What the exercise asks:
Give every line below again, exactly.

[Data entries for graphics]
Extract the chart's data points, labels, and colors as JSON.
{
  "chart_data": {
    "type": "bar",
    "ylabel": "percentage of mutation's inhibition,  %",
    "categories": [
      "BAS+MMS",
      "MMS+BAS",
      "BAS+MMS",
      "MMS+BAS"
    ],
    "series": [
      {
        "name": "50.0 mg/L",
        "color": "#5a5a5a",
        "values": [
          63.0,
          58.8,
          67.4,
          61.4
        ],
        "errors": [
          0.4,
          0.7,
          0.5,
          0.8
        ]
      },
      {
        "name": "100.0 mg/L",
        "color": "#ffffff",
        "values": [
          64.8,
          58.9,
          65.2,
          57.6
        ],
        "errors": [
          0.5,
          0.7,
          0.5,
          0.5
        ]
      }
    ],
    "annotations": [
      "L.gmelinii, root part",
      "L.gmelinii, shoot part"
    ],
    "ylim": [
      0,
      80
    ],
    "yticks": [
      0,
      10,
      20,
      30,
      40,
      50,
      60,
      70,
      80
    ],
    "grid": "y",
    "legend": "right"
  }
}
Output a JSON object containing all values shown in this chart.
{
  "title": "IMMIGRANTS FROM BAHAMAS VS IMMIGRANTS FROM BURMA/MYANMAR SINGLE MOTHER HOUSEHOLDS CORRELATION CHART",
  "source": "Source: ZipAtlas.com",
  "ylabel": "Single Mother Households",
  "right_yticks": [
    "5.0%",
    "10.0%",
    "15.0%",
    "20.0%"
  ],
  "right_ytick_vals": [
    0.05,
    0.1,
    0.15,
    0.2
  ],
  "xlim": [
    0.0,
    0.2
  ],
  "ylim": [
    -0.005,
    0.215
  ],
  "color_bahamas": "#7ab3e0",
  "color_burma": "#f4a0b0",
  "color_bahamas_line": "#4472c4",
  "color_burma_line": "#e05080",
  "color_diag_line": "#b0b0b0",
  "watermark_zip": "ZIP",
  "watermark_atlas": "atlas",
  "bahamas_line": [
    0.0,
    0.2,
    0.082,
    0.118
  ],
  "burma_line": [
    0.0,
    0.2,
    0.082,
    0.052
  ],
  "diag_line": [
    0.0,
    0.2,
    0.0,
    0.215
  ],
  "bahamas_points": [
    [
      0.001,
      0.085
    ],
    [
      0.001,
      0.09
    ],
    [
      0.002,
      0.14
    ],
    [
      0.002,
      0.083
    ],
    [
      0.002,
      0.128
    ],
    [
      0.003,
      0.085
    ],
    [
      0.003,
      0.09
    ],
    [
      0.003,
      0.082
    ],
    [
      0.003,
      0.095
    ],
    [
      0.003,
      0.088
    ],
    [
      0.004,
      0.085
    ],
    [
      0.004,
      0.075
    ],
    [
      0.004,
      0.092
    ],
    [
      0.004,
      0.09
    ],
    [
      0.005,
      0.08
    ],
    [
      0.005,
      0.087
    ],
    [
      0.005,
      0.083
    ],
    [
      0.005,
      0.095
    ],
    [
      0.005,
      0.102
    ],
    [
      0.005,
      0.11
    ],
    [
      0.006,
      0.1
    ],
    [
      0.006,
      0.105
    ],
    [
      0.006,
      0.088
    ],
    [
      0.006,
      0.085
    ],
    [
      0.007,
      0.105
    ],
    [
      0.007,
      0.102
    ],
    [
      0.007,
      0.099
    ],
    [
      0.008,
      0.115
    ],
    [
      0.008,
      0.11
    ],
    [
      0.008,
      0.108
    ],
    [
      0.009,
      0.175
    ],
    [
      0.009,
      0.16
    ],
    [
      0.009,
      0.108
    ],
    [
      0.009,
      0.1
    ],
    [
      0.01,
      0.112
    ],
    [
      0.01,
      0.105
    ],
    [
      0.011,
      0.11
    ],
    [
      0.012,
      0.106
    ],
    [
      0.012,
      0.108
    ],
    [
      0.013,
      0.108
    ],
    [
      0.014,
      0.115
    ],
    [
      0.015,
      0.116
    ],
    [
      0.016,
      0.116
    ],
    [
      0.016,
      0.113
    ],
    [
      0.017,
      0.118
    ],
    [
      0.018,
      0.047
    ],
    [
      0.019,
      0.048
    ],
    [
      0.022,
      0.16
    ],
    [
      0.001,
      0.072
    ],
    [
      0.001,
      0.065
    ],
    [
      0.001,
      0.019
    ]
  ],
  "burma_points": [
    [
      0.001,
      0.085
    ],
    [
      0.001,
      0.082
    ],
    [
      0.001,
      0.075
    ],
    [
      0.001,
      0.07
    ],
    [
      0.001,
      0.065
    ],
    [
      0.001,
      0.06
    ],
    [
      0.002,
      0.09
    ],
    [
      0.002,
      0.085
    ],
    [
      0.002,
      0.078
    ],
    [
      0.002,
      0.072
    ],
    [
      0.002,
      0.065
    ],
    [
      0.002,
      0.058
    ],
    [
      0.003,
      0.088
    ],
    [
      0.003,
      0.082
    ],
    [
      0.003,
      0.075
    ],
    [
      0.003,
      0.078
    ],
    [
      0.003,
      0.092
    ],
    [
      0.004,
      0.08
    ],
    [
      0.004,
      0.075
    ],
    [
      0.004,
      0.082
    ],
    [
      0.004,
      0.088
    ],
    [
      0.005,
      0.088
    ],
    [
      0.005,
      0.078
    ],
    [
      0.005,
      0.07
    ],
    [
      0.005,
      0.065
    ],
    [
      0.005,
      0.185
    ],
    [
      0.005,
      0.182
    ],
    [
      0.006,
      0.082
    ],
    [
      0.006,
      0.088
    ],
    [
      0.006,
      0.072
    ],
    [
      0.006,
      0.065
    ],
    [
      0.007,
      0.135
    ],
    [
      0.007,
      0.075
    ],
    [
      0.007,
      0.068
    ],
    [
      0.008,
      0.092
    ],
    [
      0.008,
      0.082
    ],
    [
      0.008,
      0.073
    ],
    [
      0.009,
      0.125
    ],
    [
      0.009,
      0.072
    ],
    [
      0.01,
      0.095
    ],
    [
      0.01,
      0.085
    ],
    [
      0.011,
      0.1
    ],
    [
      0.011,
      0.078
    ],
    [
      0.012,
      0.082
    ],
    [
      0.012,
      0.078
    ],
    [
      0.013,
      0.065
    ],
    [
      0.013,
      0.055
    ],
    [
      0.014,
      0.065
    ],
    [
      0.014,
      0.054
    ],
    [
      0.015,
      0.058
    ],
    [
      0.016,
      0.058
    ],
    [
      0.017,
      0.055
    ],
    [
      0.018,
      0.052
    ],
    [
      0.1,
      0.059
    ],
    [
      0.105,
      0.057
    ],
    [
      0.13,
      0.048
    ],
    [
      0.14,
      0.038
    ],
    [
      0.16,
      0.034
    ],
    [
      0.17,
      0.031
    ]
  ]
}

Final answer:
Extract the chart's data points, labels, and colors as JSON.
{
  "chart_data": {
    "type": "bar",
    "ylabel": "percentage of mutation's inhibition,  %",
    "categories": [
      "BAS+MMS",
      "MMS+BAS",
      "BAS+MMS",
      "MMS+BAS"
    ],
    "series": [
      {
        "name": "50.0 mg/L",
        "color": "#5a5a5a",
        "values": [
          63.0,
          58.8,
          67.4,
          61.4
        ],
        "errors": [
          0.4,
          0.7,
          0.5,
          0.8
        ]
      },
      {
        "name": "100.0 mg/L",
        "color": "#ffffff",
        "values": [
          64.8,
          58.9,
          65.2,
          57.6
        ],
        "errors": [
          0.5,
          0.7,
          0.5,
          0.5
        ]
      }
    ],
    "annotations": [
      "L.gmelinii, root part",
      "L.gmelinii, shoot part"
    ],
    "ylim": [
      0,
      80
    ],
    "yticks": [
      0,
      10,
      20,
      30,
      40,
      50,
      60,
      70,
      80
    ],
    "grid": "y",
    "legend": "right"
  }
}
Output a JSON object containing all values shown in this chart.
{
  "title": "IMMIGRANTS FROM BAHAMAS VS IMMIGRANTS FROM BURMA/MYANMAR SINGLE MOTHER HOUSEHOLDS CORRELATION CHART",
  "source": "Source: ZipAtlas.com",
  "ylabel": "Single Mother Households",
  "right_yticks": [
    "5.0%",
    "10.0%",
    "15.0%",
    "20.0%"
  ],
  "right_ytick_vals": [
    0.05,
    0.1,
    0.15,
    0.2
  ],
  "xlim": [
    0.0,
    0.2
  ],
  "ylim": [
    -0.005,
    0.215
  ],
  "color_bahamas": "#7ab3e0",
  "color_burma": "#f4a0b0",
  "color_bahamas_line": "#4472c4",
  "color_burma_line": "#e05080",
  "color_diag_line": "#b0b0b0",
  "watermark_zip": "ZIP",
  "watermark_atlas": "atlas",
  "bahamas_line": [
    0.0,
    0.2,
    0.082,
    0.118
  ],
  "burma_line": [
    0.0,
    0.2,
    0.082,
    0.052
  ],
  "diag_line": [
    0.0,
    0.2,
    0.0,
    0.215
  ],
  "bahamas_points": [
    [
      0.001,
      0.085
    ],
    [
      0.001,
      0.09
    ],
    [
      0.002,
      0.14
    ],
    [
      0.002,
      0.083
    ],
    [
      0.002,
      0.128
    ],
    [
      0.003,
      0.085
    ],
    [
      0.003,
      0.09
    ],
    [
      0.003,
      0.082
    ],
    [
      0.003,
      0.095
    ],
    [
      0.003,
      0.088
    ],
    [
      0.004,
      0.085
    ],
    [
      0.004,
      0.075
    ],
    [
      0.004,
      0.092
    ],
    [
      0.004,
      0.09
    ],
    [
      0.005,
      0.08
    ],
    [
      0.005,
      0.087
    ],
    [
      0.005,
      0.083
    ],
    [
      0.005,
      0.095
    ],
    [
      0.005,
      0.102
    ],
    [
      0.005,
      0.11
    ],
    [
      0.006,
      0.1
    ],
    [
      0.006,
      0.105
    ],
    [
      0.006,
      0.088
    ],
    [
      0.006,
      0.085
    ],
    [
      0.007,
      0.105
    ],
    [
      0.007,
      0.102
    ],
    [
      0.007,
      0.099
    ],
    [
      0.008,
      0.115
    ],
    [
      0.008,
      0.11
    ],
    [
      0.008,
      0.108
    ],
    [
      0.009,
      0.175
    ],
    [
      0.009,
      0.16
    ],
    [
      0.009,
      0.108
    ],
    [
      0.009,
      0.1
    ],
    [
      0.01,
      0.112
    ],
    [
      0.01,
      0.105
    ],
    [
      0.011,
      0.11
    ],
    [
      0.012,
      0.106
    ],
    [
      0.012,
      0.108
    ],
    [
      0.013,
      0.108
    ],
    [
      0.014,
      0.115
    ],
    [
      0.015,
      0.116
    ],
    [
      0.016,
      0.116
    ],
    [
      0.016,
      0.113
    ],
    [
      0.017,
      0.118
    ],
    [
      0.018,
      0.047
    ],
    [
      0.019,
      0.048
    ],
    [
      0.022,
      0.16
    ],
    [
      0.001,
      0.072
    ],
    [
      0.001,
      0.065
    ],
    [
      0.001,
      0.019
    ]
  ],
  "burma_points": [
    [
      0.001,
      0.085
    ],
    [
      0.001,
      0.082
    ],
    [
      0.001,
      0.075
    ],
    [
      0.001,
      0.07
    ],
    [
      0.001,
      0.065
    ],
    [
      0.001,
      0.06
    ],
    [
      0.002,
      0.09
    ],
    [
      0.002,
      0.085
    ],
    [
      0.002,
      0.078
    ],
    [
      0.002,
      0.072
    ],
    [
      0.002,
      0.065
    ],
    [
      0.002,
      0.058
    ],
    [
      0.003,
      0.088
    ],
    [
      0.003,
      0.082
    ],
    [
      0.003,
      0.075
    ],
    [
      0.003,
      0.078
    ],
    [
      0.003,
      0.092
    ],
    [
      0.004,
      0.08
    ],
    [
      0.004,
      0.075
    ],
    [
      0.004,
      0.082
    ],
    [
      0.004,
      0.088
    ],
    [
      0.005,
      0.088
    ],
    [
      0.005,
      0.078
    ],
    [
      0.005,
      0.07
    ],
    [
      0.005,
      0.065
    ],
    [
      0.005,
      0.185
    ],
    [
      0.005,
      0.182
    ],
    [
      0.006,
      0.082
    ],
    [
      0.006,
      0.088
    ],
    [
      0.006,
      0.072
    ],
    [
      0.006,
      0.065
    ],
    [
      0.007,
      0.135
    ],
    [
      0.007,
      0.075
    ],
    [
      0.007,
      0.068
    ],
    [
      0.008,
      0.092
    ],
    [
      0.008,
      0.082
    ],
    [
      0.008,
      0.073
    ],
    [
      0.009,
      0.125
    ],
    [
      0.009,
      0.072
    ],
    [
      0.01,
      0.095
    ],
    [
      0.01,
      0.085
    ],
    [
      0.011,
      0.1
    ],
    [
      0.011,
      0.078
    ],
    [
      0.012,
      0.082
    ],
    [
      0.012,
      0.078
    ],
    [
      0.013,
      0.065
    ],
    [
      0.013,
      0.055
    ],
    [
      0.014,
      0.065
    ],
    [
      0.014,
      0.054
    ],
    [
      0.015,
      0.058
    ],
    [
      0.016,
      0.058
    ],
    [
      0.017,
      0.055
    ],
    [
      0.018,
      0.052
    ],
    [
      0.1,
      0.059
    ],
    [
      0.105,
      0.057
    ],
    [
      0.13,
      0.048
    ],
    [
      0.14,
      0.038
    ],
    [
      0.16,
      0.034
    ],
    [
      0.17,
      0.031
    ]
  ]
}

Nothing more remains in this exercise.